| Written exercise |
Print all entries word for word.

| Exercise inputs |
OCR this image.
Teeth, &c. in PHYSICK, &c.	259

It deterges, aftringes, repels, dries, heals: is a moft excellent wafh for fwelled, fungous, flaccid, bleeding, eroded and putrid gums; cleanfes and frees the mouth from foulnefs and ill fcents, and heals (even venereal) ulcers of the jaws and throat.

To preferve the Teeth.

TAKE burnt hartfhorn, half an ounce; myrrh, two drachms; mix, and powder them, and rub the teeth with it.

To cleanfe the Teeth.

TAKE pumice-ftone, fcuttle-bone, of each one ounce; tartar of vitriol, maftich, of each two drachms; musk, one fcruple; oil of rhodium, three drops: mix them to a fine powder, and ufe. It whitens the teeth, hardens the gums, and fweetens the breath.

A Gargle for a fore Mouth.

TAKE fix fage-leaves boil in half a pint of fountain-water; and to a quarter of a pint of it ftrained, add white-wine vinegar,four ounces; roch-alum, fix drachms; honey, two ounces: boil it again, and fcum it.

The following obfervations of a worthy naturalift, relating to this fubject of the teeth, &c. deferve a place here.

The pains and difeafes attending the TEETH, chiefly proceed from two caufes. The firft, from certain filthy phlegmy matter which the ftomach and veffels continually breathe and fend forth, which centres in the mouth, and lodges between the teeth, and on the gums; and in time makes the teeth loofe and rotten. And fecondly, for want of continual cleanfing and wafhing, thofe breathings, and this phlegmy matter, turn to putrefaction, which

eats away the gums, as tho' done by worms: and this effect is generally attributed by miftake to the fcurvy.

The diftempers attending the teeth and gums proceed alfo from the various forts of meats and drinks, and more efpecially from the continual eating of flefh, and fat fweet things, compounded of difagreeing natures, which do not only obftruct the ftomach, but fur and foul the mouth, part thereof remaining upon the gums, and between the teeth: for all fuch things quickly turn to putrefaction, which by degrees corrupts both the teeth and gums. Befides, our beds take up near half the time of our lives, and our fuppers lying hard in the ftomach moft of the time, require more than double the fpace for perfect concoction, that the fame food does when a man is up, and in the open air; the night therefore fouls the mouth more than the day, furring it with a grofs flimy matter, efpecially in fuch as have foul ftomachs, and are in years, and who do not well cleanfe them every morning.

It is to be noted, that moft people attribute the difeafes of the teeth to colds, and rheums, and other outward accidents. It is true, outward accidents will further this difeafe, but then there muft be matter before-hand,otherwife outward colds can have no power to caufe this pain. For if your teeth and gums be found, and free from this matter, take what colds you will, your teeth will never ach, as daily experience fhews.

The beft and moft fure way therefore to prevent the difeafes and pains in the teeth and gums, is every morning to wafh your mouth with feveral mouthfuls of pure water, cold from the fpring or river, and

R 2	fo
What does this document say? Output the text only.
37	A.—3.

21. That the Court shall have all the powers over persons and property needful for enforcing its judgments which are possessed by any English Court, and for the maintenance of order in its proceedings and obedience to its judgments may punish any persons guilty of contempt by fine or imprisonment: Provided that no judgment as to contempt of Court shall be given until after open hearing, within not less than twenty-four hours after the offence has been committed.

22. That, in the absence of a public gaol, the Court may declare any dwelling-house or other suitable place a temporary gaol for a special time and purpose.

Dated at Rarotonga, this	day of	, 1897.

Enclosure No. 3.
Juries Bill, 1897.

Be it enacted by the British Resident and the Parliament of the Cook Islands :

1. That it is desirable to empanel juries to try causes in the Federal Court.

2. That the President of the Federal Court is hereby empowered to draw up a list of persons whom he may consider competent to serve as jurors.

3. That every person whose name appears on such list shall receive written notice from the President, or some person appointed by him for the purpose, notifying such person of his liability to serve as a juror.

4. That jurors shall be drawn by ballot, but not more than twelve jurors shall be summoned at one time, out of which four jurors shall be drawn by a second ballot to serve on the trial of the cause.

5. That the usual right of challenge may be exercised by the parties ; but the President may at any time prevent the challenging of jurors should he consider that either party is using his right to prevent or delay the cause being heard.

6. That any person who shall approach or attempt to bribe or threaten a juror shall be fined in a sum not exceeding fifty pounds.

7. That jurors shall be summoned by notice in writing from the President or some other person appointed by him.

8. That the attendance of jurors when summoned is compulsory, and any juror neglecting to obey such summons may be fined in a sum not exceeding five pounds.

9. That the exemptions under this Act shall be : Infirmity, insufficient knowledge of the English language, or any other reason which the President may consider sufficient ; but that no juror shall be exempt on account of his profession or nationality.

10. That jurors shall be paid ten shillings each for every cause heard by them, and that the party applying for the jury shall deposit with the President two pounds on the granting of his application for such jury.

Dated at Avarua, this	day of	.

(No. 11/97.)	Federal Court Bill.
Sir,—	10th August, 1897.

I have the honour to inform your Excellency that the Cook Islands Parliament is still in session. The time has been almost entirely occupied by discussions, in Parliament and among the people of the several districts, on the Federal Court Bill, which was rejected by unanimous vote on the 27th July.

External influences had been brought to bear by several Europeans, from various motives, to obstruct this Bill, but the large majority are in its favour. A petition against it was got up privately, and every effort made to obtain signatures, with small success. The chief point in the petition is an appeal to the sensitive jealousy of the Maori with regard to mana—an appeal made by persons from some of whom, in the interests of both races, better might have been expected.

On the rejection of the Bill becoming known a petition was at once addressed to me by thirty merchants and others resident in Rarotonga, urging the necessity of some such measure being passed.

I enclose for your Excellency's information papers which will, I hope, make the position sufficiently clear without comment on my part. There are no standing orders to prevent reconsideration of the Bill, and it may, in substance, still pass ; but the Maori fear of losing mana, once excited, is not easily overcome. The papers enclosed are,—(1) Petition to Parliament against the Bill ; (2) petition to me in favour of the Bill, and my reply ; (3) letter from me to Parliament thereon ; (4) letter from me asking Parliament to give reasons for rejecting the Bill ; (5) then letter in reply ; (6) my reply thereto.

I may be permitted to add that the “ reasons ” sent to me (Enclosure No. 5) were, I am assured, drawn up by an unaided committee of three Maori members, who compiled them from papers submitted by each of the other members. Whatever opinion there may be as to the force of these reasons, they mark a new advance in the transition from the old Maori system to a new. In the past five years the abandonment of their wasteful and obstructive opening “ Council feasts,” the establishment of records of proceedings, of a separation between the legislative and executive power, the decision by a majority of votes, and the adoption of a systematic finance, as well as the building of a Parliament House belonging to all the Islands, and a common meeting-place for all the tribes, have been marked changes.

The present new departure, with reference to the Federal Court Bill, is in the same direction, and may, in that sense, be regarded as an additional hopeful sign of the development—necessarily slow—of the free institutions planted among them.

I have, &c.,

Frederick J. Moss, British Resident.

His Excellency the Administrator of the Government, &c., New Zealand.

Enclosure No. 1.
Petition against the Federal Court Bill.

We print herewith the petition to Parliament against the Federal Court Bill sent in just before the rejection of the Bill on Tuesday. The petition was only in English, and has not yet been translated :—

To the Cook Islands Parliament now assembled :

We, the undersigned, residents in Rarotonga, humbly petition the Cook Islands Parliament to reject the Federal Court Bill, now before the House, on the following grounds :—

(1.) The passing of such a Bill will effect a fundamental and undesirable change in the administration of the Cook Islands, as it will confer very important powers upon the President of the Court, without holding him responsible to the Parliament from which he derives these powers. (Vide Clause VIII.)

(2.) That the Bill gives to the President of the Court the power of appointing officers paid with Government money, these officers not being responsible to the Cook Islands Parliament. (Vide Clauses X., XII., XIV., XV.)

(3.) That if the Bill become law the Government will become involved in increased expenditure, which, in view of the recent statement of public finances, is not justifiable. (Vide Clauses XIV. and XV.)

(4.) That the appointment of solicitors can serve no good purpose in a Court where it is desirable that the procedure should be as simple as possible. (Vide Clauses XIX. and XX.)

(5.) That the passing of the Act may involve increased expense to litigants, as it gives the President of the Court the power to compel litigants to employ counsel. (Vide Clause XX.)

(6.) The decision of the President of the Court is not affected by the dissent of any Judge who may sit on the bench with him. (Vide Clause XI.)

| Solution for this exercise |
OCR this image.
Teeth, &c. in PHYSICK, &c.	259

It deterges, aftringes, repels, dries, heals: is a moft excellent wafh for fwelled, fungous, flaccid, bleeding, eroded and putrid gums; cleanfes and frees the mouth from foulnefs and ill fcents, and heals (even venereal) ulcers of the jaws and throat.

To preferve the Teeth.

TAKE burnt hartfhorn, half an ounce; myrrh, two drachms; mix, and powder them, and rub the teeth with it.

To cleanfe the Teeth.

TAKE pumice-ftone, fcuttle-bone, of each one ounce; tartar of vitriol, maftich, of each two drachms; musk, one fcruple; oil of rhodium, three drops: mix them to a fine powder, and ufe. It whitens the teeth, hardens the gums, and fweetens the breath.

A Gargle for a fore Mouth.

TAKE fix fage-leaves boil in half a pint of fountain-water; and to a quarter of a pint of it ftrained, add white-wine vinegar,four ounces; roch-alum, fix drachms; honey, two ounces: boil it again, and fcum it.

The following obfervations of a worthy naturalift, relating to this fubject of the teeth, &c. deferve a place here.

The pains and difeafes attending the TEETH, chiefly proceed from two caufes. The firft, from certain filthy phlegmy matter which the ftomach and veffels continually breathe and fend forth, which centres in the mouth, and lodges between the teeth, and on the gums; and in time makes the teeth loofe and rotten. And fecondly, for want of continual cleanfing and wafhing, thofe breathings, and this phlegmy matter, turn to putrefaction, which

eats away the gums, as tho' done by worms: and this effect is generally attributed by miftake to the fcurvy.

The diftempers attending the teeth and gums proceed alfo from the various forts of meats and drinks, and more efpecially from the continual eating of flefh, and fat fweet things, compounded of difagreeing natures, which do not only obftruct the ftomach, but fur and foul the mouth, part thereof remaining upon the gums, and between the teeth: for all fuch things quickly turn to putrefaction, which by degrees corrupts both the teeth and gums. Befides, our beds take up near half the time of our lives, and our fuppers lying hard in the ftomach moft of the time, require more than double the fpace for perfect concoction, that the fame food does when a man is up, and in the open air; the night therefore fouls the mouth more than the day, furring it with a grofs flimy matter, efpecially in fuch as have foul ftomachs, and are in years, and who do not well cleanfe them every morning.

It is to be noted, that moft people attribute the difeafes of the teeth to colds, and rheums, and other outward accidents. It is true, outward accidents will further this difeafe, but then there muft be matter before-hand,otherwife outward colds can have no power to caufe this pain. For if your teeth and gums be found, and free from this matter, take what colds you will, your teeth will never ach, as daily experience fhews.

The beft and moft fure way therefore to prevent the difeafes and pains in the teeth and gums, is every morning to wafh your mouth with feveral mouthfuls of pure water, cold from the fpring or river, and

R 2	fo
What does this document say? Output the text only.
37	A.—3.

21. That the Court shall have all the powers over persons and property needful for enforcing its judgments which are possessed by any English Court, and for the maintenance of order in its proceedings and obedience to its judgments may punish any persons guilty of contempt by fine or imprisonment: Provided that no judgment as to contempt of Court shall be given until after open hearing, within not less than twenty-four hours after the offence has been committed.

22. That, in the absence of a public gaol, the Court may declare any dwelling-house or other suitable place a temporary gaol for a special time and purpose.

Dated at Rarotonga, this	day of	, 1897.

Enclosure No. 3.
Juries Bill, 1897.

Be it enacted by the British Resident and the Parliament of the Cook Islands :

1. That it is desirable to empanel juries to try causes in the Federal Court.

2. That the President of the Federal Court is hereby empowered to draw up a list of persons whom he may consider competent to serve as jurors.

3. That every person whose name appears on such list shall receive written notice from the President, or some person appointed by him for the purpose, notifying such person of his liability to serve as a juror.

4. That jurors shall be drawn by ballot, but not more than twelve jurors shall be summoned at one time, out of which four jurors shall be drawn by a second ballot to serve on the trial of the cause.

5. That the usual right of challenge may be exercised by the parties ; but the President may at any time prevent the challenging of jurors should he consider that either party is using his right to prevent or delay the cause being heard.

6. That any person who shall approach or attempt to bribe or threaten a juror shall be fined in a sum not exceeding fifty pounds.

7. That jurors shall be summoned by notice in writing from the President or some other person appointed by him.

8. That the attendance of jurors when summoned is compulsory, and any juror neglecting to obey such summons may be fined in a sum not exceeding five pounds.

9. That the exemptions under this Act shall be : Infirmity, insufficient knowledge of the English language, or any other reason which the President may consider sufficient ; but that no juror shall be exempt on account of his profession or nationality.

10. That jurors shall be paid ten shillings each for every cause heard by them, and that the party applying for the jury shall deposit with the President two pounds on the granting of his application for such jury.

Dated at Avarua, this	day of	.

(No. 11/97.)	Federal Court Bill.
Sir,—	10th August, 1897.

I have the honour to inform your Excellency that the Cook Islands Parliament is still in session. The time has been almost entirely occupied by discussions, in Parliament and among the people of the several districts, on the Federal Court Bill, which was rejected by unanimous vote on the 27th July.

External influences had been brought to bear by several Europeans, from various motives, to obstruct this Bill, but the large majority are in its favour. A petition against it was got up privately, and every effort made to obtain signatures, with small success. The chief point in the petition is an appeal to the sensitive jealousy of the Maori with regard to mana—an appeal made by persons from some of whom, in the interests of both races, better might have been expected.

On the rejection of the Bill becoming known a petition was at once addressed to me by thirty merchants and others resident in Rarotonga, urging the necessity of some such measure being passed.

I enclose for your Excellency's information papers which will, I hope, make the position sufficiently clear without comment on my part. There are no standing orders to prevent reconsideration of the Bill, and it may, in substance, still pass ; but the Maori fear of losing mana, once excited, is not easily overcome. The papers enclosed are,—(1) Petition to Parliament against the Bill ; (2) petition to me in favour of the Bill, and my reply ; (3) letter from me to Parliament thereon ; (4) letter from me asking Parliament to give reasons for rejecting the Bill ; (5) then letter in reply ; (6) my reply thereto.

I may be permitted to add that the “ reasons ” sent to me (Enclosure No. 5) were, I am assured, drawn up by an unaided committee of three Maori members, who compiled them from papers submitted by each of the other members. Whatever opinion there may be as to the force of these reasons, they mark a new advance in the transition from the old Maori system to a new. In the past five years the abandonment of their wasteful and obstructive opening “ Council feasts,” the establishment of records of proceedings, of a separation between the legislative and executive power, the decision by a majority of votes, and the adoption of a systematic finance, as well as the building of a Parliament House belonging to all the Islands, and a common meeting-place for all the tribes, have been marked changes.

The present new departure, with reference to the Federal Court Bill, is in the same direction, and may, in that sense, be regarded as an additional hopeful sign of the development—necessarily slow—of the free institutions planted among them.

I have, &c.,

Frederick J. Moss, British Resident.

His Excellency the Administrator of the Government, &c., New Zealand.

Enclosure No. 1.
Petition against the Federal Court Bill.

We print herewith the petition to Parliament against the Federal Court Bill sent in just before the rejection of the Bill on Tuesday. The petition was only in English, and has not yet been translated :—

To the Cook Islands Parliament now assembled :

We, the undersigned, residents in Rarotonga, humbly petition the Cook Islands Parliament to reject the Federal Court Bill, now before the House, on the following grounds :—

(1.) The passing of such a Bill will effect a fundamental and undesirable change in the administration of the Cook Islands, as it will confer very important powers upon the President of the Court, without holding him responsible to the Parliament from which he derives these powers. (Vide Clause VIII.)

(2.) That the Bill gives to the President of the Court the power of appointing officers paid with Government money, these officers not being responsible to the Cook Islands Parliament. (Vide Clauses X., XII., XIV., XV.)

(3.) That if the Bill become law the Government will become involved in increased expenditure, which, in view of the recent statement of public finances, is not justifiable. (Vide Clauses XIV. and XV.)

(4.) That the appointment of solicitors can serve no good purpose in a Court where it is desirable that the procedure should be as simple as possible. (Vide Clauses XIX. and XX.)

(5.) That the passing of the Act may involve increased expense to litigants, as it gives the President of the Court the power to compel litigants to employ counsel. (Vide Clause XX.)

(6.) The decision of the President of the Court is not affected by the dissent of any Judge who may sit on the bench with him. (Vide Clause XI.)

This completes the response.